╭─ DATA LINES

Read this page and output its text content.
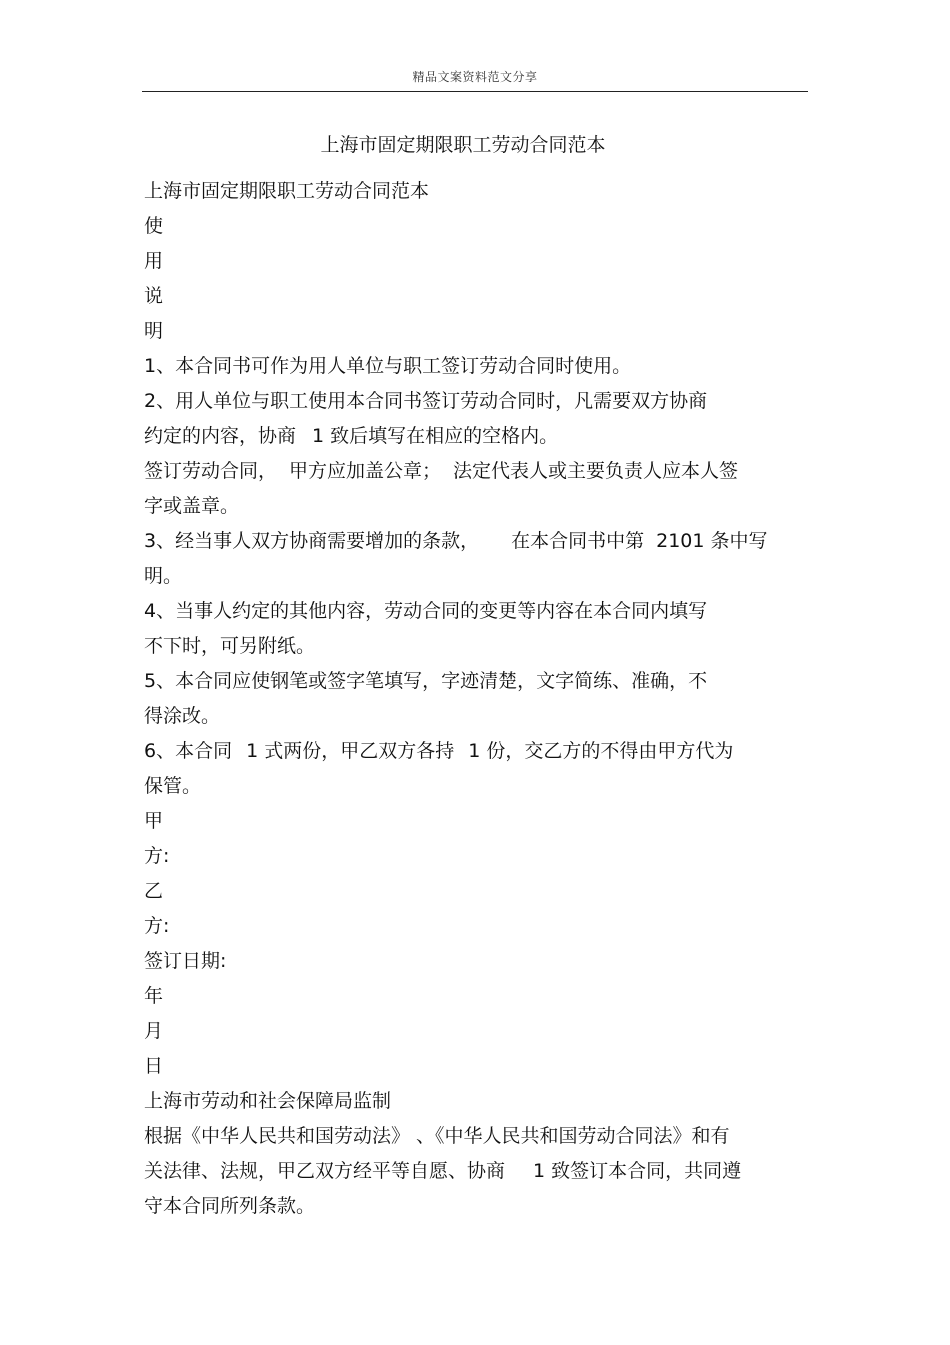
精品文案资料范文分享
上海市固定期限职工劳动合同范本
上海市固定期限职工劳动合同范本
使
用
说
明
1、本合同书可作为用人单位与职工签订劳动合同时使用。
2、用人单位与职工使用本合同书签订劳动合同时，凡需要双方协商
约定的内容，协商 1 致后填写在相应的空格内。
签订劳动合同， 甲方应加盖公章； 法定代表人或主要负责人应本人签
字或盖章。
3、经当事人双方协商需要增加的条款， 在本合同书中第 2101 条中写
明。
4、当事人约定的其他内容，劳动合同的变更等内容在本合同内填写
不下时，可另附纸。
5、本合同应使钢笔或签字笔填写，字迹清楚，文字简练、准确，不
得涂改。
6、本合同 1 式两份，甲乙双方各持 1 份，交乙方的不得由甲方代为
保管。
甲
方:
乙
方:
签订日期:
年
月
日
上海市劳动和社会保障局监制
根据《中华人民共和国劳动法》 、《中华人民共和国劳动合同法》和有
关法律、法规，甲乙双方经平等自愿、协商 1 致签订本合同，共同遵
守本合同所列条款。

╰─

_SHORT EXERCISE_. Pictures in the records above are left out; print everything else exactly as written.

_ANSWER TO THE EXERCISE_.
Read this page and output its text content.
精品文案资料范文分享
上海市固定期限职工劳动合同范本
上海市固定期限职工劳动合同范本
使
用
说
明
1、本合同书可作为用人单位与职工签订劳动合同时使用。
2、用人单位与职工使用本合同书签订劳动合同时，凡需要双方协商
约定的内容，协商 1 致后填写在相应的空格内。
签订劳动合同， 甲方应加盖公章； 法定代表人或主要负责人应本人签
字或盖章。
3、经当事人双方协商需要增加的条款， 在本合同书中第 2101 条中写
明。
4、当事人约定的其他内容，劳动合同的变更等内容在本合同内填写
不下时，可另附纸。
5、本合同应使钢笔或签字笔填写，字迹清楚，文字简练、准确，不
得涂改。
6、本合同 1 式两份，甲乙双方各持 1 份，交乙方的不得由甲方代为
保管。
甲
方:
乙
方:
签订日期:
年
月
日
上海市劳动和社会保障局监制
根据《中华人民共和国劳动法》 、《中华人民共和国劳动合同法》和有
关法律、法规，甲乙双方经平等自愿、协商 1 致签订本合同，共同遵
守本合同所列条款。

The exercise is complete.